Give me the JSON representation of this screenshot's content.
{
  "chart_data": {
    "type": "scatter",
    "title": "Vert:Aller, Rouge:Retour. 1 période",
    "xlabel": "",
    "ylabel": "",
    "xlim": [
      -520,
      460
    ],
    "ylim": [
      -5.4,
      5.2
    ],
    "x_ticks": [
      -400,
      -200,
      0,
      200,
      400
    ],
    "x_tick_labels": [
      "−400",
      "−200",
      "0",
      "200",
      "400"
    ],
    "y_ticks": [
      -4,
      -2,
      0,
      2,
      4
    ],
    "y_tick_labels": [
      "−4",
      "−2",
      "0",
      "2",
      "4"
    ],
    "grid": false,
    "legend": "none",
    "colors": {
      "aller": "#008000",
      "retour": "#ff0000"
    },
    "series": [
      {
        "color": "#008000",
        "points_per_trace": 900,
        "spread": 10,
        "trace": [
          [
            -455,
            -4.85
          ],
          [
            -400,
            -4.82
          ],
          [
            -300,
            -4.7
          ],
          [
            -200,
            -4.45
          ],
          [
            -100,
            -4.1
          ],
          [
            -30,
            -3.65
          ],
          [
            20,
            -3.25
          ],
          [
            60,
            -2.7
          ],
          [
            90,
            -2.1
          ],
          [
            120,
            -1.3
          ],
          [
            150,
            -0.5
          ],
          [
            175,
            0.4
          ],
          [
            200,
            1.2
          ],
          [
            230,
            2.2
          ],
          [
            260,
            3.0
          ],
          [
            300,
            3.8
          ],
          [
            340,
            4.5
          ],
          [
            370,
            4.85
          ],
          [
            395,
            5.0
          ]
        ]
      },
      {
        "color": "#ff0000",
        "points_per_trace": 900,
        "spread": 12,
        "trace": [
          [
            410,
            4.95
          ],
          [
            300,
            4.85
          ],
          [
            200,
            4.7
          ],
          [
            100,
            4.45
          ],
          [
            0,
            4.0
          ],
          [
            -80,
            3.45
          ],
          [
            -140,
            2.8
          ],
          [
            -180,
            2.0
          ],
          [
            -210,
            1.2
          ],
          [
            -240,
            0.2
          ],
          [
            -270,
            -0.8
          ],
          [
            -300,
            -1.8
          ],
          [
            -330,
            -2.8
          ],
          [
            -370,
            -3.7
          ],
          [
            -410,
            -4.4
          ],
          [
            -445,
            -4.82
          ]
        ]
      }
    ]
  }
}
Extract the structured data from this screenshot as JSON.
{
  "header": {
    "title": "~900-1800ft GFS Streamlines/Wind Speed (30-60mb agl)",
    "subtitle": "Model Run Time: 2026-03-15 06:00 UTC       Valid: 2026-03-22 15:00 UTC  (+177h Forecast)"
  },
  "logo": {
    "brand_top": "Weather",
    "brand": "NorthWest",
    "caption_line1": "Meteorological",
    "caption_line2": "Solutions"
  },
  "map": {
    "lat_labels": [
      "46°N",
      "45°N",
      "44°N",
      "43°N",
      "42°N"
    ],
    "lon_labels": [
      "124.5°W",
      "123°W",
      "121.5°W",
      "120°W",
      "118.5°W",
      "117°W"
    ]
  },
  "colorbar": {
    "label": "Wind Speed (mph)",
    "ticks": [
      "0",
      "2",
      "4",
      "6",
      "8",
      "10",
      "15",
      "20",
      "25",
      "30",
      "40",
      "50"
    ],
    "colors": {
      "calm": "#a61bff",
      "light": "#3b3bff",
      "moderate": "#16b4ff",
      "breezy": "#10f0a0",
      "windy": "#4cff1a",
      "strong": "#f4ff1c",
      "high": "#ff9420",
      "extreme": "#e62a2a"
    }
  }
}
------------------------
▶ **SHORT EXERCISE**
Check every line for "JSON" and show the ones that have it.

▶ **EXERCISE ANSWER**
Give me the JSON representation of this screenshot's content.
Extract the structured data from this screenshot as JSON.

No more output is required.